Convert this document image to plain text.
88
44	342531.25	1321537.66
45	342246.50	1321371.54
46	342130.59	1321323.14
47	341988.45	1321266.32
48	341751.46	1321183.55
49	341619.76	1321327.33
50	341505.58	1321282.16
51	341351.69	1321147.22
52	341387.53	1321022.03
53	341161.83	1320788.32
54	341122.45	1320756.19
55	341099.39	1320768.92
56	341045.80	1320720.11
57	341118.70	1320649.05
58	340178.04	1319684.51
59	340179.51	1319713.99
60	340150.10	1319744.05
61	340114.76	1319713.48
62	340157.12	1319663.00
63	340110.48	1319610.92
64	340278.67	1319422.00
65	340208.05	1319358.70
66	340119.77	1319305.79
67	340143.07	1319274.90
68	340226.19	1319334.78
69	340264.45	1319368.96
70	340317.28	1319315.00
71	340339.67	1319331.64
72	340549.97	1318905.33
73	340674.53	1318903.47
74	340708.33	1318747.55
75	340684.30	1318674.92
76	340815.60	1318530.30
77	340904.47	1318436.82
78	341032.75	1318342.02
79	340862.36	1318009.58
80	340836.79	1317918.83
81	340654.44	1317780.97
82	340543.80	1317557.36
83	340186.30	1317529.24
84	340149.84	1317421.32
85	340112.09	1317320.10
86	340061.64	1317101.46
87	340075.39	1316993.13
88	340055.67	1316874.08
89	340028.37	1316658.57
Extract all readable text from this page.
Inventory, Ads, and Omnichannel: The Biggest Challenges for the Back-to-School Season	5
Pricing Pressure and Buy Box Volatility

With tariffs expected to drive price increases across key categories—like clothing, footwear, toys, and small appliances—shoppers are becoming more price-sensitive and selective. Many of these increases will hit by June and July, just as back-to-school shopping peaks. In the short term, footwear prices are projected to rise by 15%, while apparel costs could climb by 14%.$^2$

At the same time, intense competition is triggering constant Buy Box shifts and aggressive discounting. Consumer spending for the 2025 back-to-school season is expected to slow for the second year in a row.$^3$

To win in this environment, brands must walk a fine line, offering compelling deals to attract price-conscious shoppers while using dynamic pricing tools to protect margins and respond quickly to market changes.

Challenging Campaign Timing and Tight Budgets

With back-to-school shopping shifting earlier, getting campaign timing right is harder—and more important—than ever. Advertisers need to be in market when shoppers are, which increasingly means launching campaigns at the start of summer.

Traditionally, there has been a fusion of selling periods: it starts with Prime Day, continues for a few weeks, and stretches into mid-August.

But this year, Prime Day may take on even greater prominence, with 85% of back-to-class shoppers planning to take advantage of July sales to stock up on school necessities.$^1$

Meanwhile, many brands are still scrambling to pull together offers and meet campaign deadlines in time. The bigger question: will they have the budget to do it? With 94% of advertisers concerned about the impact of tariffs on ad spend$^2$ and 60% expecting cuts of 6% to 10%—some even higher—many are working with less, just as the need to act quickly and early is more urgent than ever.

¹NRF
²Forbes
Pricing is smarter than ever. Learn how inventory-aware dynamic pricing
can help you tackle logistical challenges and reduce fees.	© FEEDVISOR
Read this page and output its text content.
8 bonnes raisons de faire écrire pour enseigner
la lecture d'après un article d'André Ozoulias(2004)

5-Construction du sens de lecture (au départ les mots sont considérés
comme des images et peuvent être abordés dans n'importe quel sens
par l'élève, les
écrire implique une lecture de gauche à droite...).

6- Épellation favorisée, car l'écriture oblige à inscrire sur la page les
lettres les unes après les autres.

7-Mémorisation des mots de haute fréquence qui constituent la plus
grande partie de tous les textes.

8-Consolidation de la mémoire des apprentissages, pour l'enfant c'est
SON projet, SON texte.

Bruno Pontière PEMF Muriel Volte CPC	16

────────────────────────────────────────

[Challenge] Extract all of the data exactly as written.

[Output of the task]
Convert this document image to plain text.
88
44	342531.25	1321537.66
45	342246.50	1321371.54
46	342130.59	1321323.14
47	341988.45	1321266.32
48	341751.46	1321183.55
49	341619.76	1321327.33
50	341505.58	1321282.16
51	341351.69	1321147.22
52	341387.53	1321022.03
53	341161.83	1320788.32
54	341122.45	1320756.19
55	341099.39	1320768.92
56	341045.80	1320720.11
57	341118.70	1320649.05
58	340178.04	1319684.51
59	340179.51	1319713.99
60	340150.10	1319744.05
61	340114.76	1319713.48
62	340157.12	1319663.00
63	340110.48	1319610.92
64	340278.67	1319422.00
65	340208.05	1319358.70
66	340119.77	1319305.79
67	340143.07	1319274.90
68	340226.19	1319334.78
69	340264.45	1319368.96
70	340317.28	1319315.00
71	340339.67	1319331.64
72	340549.97	1318905.33
73	340674.53	1318903.47
74	340708.33	1318747.55
75	340684.30	1318674.92
76	340815.60	1318530.30
77	340904.47	1318436.82
78	341032.75	1318342.02
79	340862.36	1318009.58
80	340836.79	1317918.83
81	340654.44	1317780.97
82	340543.80	1317557.36
83	340186.30	1317529.24
84	340149.84	1317421.32
85	340112.09	1317320.10
86	340061.64	1317101.46
87	340075.39	1316993.13
88	340055.67	1316874.08
89	340028.37	1316658.57
Extract all readable text from this page.
Inventory, Ads, and Omnichannel: The Biggest Challenges for the Back-to-School Season	5
Pricing Pressure and Buy Box Volatility

With tariffs expected to drive price increases across key categories—like clothing, footwear, toys, and small appliances—shoppers are becoming more price-sensitive and selective. Many of these increases will hit by June and July, just as back-to-school shopping peaks. In the short term, footwear prices are projected to rise by 15%, while apparel costs could climb by 14%.$^2$

At the same time, intense competition is triggering constant Buy Box shifts and aggressive discounting. Consumer spending for the 2025 back-to-school season is expected to slow for the second year in a row.$^3$

To win in this environment, brands must walk a fine line, offering compelling deals to attract price-conscious shoppers while using dynamic pricing tools to protect margins and respond quickly to market changes.

Challenging Campaign Timing and Tight Budgets

With back-to-school shopping shifting earlier, getting campaign timing right is harder—and more important—than ever. Advertisers need to be in market when shoppers are, which increasingly means launching campaigns at the start of summer.

Traditionally, there has been a fusion of selling periods: it starts with Prime Day, continues for a few weeks, and stretches into mid-August.

But this year, Prime Day may take on even greater prominence, with 85% of back-to-class shoppers planning to take advantage of July sales to stock up on school necessities.$^1$

Meanwhile, many brands are still scrambling to pull together offers and meet campaign deadlines in time. The bigger question: will they have the budget to do it? With 94% of advertisers concerned about the impact of tariffs on ad spend$^2$ and 60% expecting cuts of 6% to 10%—some even higher—many are working with less, just as the need to act quickly and early is more urgent than ever.

¹NRF
²Forbes
Pricing is smarter than ever. Learn how inventory-aware dynamic pricing
can help you tackle logistical challenges and reduce fees.	© FEEDVISOR
Read this page and output its text content.
8 bonnes raisons de faire écrire pour enseigner
la lecture d'après un article d'André Ozoulias(2004)

5-Construction du sens de lecture (au départ les mots sont considérés
comme des images et peuvent être abordés dans n'importe quel sens
par l'élève, les
écrire implique une lecture de gauche à droite...).

6- Épellation favorisée, car l'écriture oblige à inscrire sur la page les
lettres les unes après les autres.

7-Mémorisation des mots de haute fréquence qui constituent la plus
grande partie de tous les textes.

8-Consolidation de la mémoire des apprentissages, pour l'enfant c'est
SON projet, SON texte.

Bruno Pontière PEMF Muriel Volte CPC	16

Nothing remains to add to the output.